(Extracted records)
** Start **

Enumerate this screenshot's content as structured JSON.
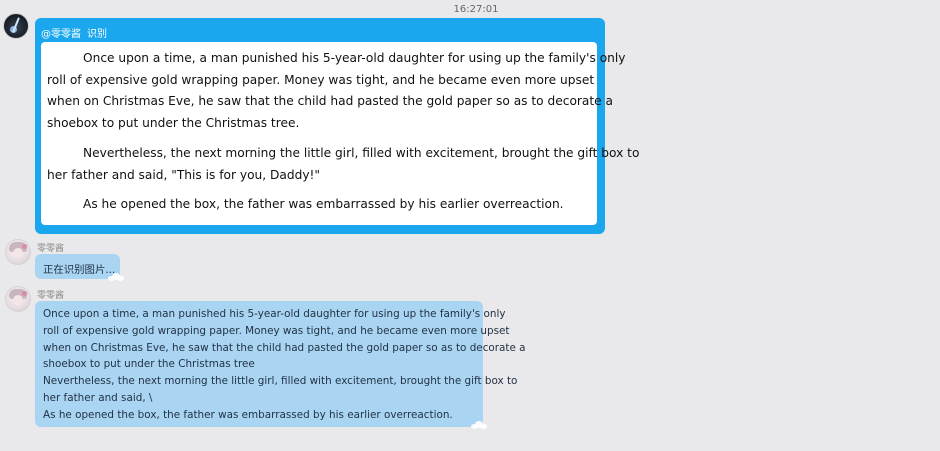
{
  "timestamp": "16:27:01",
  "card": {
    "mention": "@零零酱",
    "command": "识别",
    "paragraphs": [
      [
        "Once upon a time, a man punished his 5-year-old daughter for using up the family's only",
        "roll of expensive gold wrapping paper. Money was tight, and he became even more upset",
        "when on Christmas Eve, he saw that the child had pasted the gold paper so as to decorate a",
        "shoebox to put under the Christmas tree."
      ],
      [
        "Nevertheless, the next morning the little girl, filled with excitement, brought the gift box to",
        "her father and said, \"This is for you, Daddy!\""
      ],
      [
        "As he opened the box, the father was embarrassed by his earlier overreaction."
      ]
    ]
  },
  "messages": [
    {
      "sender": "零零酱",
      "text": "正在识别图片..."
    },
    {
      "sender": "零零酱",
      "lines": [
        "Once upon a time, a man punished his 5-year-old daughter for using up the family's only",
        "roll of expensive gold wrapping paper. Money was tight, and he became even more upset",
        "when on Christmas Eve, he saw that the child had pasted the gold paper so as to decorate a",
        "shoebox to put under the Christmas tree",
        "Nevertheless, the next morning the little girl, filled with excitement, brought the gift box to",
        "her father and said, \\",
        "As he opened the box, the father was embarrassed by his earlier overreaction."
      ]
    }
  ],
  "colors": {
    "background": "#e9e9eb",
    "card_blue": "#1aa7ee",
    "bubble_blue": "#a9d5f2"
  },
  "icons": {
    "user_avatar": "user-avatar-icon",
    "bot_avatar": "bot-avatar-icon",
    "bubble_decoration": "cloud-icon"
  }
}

** End **

→ **PROBLEM REQUIREMENTS**
Copy every record above exactly, leaving out the pictures.

→ **THE ANSWER**
Enumerate this screenshot's content as structured JSON.
{
  "timestamp": "16:27:01",
  "card": {
    "mention": "@零零酱",
    "command": "识别",
    "paragraphs": [
      [
        "Once upon a time, a man punished his 5-year-old daughter for using up the family's only",
        "roll of expensive gold wrapping paper. Money was tight, and he became even more upset",
        "when on Christmas Eve, he saw that the child had pasted the gold paper so as to decorate a",
        "shoebox to put under the Christmas tree."
      ],
      [
        "Nevertheless, the next morning the little girl, filled with excitement, brought the gift box to",
        "her father and said, \"This is for you, Daddy!\""
      ],
      [
        "As he opened the box, the father was embarrassed by his earlier overreaction."
      ]
    ]
  },
  "messages": [
    {
      "sender": "零零酱",
      "text": "正在识别图片..."
    },
    {
      "sender": "零零酱",
      "lines": [
        "Once upon a time, a man punished his 5-year-old daughter for using up the family's only",
        "roll of expensive gold wrapping paper. Money was tight, and he became even more upset",
        "when on Christmas Eve, he saw that the child had pasted the gold paper so as to decorate a",
        "shoebox to put under the Christmas tree",
        "Nevertheless, the next morning the little girl, filled with excitement, brought the gift box to",
        "her father and said, \\",
        "As he opened the box, the father was embarrassed by his earlier overreaction."
      ]
    }
  ],
  "colors": {
    "background": "#e9e9eb",
    "card_blue": "#1aa7ee",
    "bubble_blue": "#a9d5f2"
  },
  "icons": {
    "user_avatar": "user-avatar-icon",
    "bot_avatar": "bot-avatar-icon",
    "bubble_decoration": "cloud-icon"
  }
}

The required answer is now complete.